● **The problem**
Return each line containing the string "総人口に占める割合".

● **Supplied records**
--- begin ---
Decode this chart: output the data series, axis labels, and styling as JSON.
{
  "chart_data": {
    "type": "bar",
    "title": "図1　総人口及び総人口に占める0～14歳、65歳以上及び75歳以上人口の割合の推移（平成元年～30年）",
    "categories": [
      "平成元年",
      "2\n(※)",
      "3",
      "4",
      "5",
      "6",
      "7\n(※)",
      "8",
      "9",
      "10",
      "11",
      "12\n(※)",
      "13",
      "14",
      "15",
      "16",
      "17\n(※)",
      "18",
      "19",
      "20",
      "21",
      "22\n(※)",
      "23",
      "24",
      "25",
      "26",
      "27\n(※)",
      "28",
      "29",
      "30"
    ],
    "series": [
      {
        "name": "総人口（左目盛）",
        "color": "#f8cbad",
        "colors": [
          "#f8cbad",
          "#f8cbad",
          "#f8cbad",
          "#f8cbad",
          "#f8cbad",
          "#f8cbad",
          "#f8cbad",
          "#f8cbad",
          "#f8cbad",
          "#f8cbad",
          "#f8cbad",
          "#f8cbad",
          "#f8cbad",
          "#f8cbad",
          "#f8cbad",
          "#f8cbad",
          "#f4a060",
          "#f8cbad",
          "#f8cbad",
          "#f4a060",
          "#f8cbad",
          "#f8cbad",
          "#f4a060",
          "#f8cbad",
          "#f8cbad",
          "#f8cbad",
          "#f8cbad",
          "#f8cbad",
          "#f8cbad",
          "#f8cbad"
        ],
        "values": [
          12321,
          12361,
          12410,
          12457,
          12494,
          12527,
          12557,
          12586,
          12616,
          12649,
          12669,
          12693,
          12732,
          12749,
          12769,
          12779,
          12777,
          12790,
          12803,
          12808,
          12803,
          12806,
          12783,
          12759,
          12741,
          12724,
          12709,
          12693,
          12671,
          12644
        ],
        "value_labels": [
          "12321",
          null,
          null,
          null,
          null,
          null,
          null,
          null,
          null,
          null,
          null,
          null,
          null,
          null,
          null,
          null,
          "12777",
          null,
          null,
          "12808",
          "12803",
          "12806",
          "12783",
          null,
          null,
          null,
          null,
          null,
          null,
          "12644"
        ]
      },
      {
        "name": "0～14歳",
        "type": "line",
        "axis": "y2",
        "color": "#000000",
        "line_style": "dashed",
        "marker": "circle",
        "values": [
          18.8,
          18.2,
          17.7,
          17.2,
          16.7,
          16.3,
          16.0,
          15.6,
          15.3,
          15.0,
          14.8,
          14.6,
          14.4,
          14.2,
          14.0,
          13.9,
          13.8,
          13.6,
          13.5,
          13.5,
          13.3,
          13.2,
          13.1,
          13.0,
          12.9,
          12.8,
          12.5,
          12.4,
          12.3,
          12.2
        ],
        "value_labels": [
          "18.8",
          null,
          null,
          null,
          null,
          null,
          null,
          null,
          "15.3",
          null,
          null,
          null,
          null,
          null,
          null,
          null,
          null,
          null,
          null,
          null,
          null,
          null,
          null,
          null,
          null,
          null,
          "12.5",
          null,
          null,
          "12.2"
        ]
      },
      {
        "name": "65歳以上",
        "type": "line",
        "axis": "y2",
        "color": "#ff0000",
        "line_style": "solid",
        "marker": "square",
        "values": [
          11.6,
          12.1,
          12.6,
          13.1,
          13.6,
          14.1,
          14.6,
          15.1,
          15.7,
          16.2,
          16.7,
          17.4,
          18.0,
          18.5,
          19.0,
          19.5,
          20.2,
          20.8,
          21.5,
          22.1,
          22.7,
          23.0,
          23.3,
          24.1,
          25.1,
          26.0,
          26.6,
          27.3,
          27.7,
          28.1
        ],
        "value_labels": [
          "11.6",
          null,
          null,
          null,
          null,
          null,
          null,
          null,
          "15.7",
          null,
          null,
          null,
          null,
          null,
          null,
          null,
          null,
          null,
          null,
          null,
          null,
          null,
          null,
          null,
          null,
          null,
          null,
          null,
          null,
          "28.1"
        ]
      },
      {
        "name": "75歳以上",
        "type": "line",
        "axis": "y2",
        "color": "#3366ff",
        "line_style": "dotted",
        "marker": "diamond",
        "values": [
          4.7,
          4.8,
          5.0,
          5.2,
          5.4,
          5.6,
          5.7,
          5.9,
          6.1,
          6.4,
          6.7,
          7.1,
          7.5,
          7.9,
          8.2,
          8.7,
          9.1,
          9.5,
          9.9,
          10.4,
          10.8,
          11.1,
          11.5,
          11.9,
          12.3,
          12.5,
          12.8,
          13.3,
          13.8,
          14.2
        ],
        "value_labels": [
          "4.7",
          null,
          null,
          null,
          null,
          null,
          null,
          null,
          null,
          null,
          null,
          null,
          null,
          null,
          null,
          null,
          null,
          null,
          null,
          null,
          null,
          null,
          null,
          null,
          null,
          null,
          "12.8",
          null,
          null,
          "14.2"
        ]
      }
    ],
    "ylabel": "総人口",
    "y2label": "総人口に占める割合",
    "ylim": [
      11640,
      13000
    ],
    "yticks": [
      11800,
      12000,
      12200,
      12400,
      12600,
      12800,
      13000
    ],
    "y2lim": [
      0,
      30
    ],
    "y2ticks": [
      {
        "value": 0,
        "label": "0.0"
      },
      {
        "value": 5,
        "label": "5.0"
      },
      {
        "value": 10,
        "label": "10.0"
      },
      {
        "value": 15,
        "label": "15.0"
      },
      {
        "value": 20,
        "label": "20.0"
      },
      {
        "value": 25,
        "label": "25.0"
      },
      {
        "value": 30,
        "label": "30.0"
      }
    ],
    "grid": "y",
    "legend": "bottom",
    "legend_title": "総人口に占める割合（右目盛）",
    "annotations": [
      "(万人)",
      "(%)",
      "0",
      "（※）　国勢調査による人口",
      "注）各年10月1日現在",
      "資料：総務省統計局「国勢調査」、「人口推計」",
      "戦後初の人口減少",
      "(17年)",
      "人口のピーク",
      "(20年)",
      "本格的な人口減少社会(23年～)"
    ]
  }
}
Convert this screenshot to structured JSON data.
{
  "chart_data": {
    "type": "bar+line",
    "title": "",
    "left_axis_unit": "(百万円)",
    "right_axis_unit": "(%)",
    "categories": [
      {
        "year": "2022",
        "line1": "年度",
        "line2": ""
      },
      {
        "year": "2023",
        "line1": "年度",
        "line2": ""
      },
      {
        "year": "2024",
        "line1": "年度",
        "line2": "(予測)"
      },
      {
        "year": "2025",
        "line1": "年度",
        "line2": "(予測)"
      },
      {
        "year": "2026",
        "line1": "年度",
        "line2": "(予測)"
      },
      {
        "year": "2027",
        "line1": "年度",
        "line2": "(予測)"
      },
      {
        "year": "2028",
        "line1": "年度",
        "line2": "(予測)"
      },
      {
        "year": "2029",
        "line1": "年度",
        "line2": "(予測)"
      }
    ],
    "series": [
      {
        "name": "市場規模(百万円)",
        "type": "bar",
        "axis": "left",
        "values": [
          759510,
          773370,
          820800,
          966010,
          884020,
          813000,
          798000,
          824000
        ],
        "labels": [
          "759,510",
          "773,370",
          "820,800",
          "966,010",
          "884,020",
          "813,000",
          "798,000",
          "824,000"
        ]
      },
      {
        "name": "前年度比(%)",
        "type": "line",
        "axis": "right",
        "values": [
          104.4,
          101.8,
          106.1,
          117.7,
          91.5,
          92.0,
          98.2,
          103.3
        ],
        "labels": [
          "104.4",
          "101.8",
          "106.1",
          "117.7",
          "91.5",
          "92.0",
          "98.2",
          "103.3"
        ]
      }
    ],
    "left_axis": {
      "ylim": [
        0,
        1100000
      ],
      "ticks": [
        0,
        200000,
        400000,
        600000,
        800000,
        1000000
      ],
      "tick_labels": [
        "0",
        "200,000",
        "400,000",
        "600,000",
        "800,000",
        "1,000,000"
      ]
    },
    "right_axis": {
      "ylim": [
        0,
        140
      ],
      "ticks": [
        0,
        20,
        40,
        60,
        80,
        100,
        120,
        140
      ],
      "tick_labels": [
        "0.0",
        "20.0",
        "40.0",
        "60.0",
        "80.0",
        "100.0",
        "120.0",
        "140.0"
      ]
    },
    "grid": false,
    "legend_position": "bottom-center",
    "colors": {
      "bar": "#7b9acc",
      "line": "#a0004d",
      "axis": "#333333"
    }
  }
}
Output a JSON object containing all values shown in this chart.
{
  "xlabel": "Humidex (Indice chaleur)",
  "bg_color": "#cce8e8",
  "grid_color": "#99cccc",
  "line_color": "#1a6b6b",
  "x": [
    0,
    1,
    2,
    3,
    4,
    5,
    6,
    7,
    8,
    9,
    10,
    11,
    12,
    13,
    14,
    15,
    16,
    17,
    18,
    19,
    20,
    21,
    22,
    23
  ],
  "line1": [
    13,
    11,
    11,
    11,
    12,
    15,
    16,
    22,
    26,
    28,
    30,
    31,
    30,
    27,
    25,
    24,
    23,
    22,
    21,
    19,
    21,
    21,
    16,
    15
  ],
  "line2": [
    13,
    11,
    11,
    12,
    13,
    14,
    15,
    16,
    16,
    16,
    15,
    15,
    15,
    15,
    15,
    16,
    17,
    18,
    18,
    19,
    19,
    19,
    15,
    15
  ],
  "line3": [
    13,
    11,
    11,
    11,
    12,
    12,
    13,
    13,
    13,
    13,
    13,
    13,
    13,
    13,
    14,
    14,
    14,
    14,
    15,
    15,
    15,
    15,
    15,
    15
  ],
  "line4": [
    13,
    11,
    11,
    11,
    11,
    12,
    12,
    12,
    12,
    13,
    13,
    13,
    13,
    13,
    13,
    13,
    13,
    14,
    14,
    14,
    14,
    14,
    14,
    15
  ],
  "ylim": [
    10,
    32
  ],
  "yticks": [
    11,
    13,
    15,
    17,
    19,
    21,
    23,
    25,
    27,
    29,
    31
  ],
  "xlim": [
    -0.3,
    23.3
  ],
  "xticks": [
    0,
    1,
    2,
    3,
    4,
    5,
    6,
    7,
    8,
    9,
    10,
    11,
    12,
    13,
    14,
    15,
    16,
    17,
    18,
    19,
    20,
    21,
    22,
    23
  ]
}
--- end ---
● **Written response**
    "y2label": "総人口に占める割合",
    "legend_title": "総人口に占める割合（右目盛）",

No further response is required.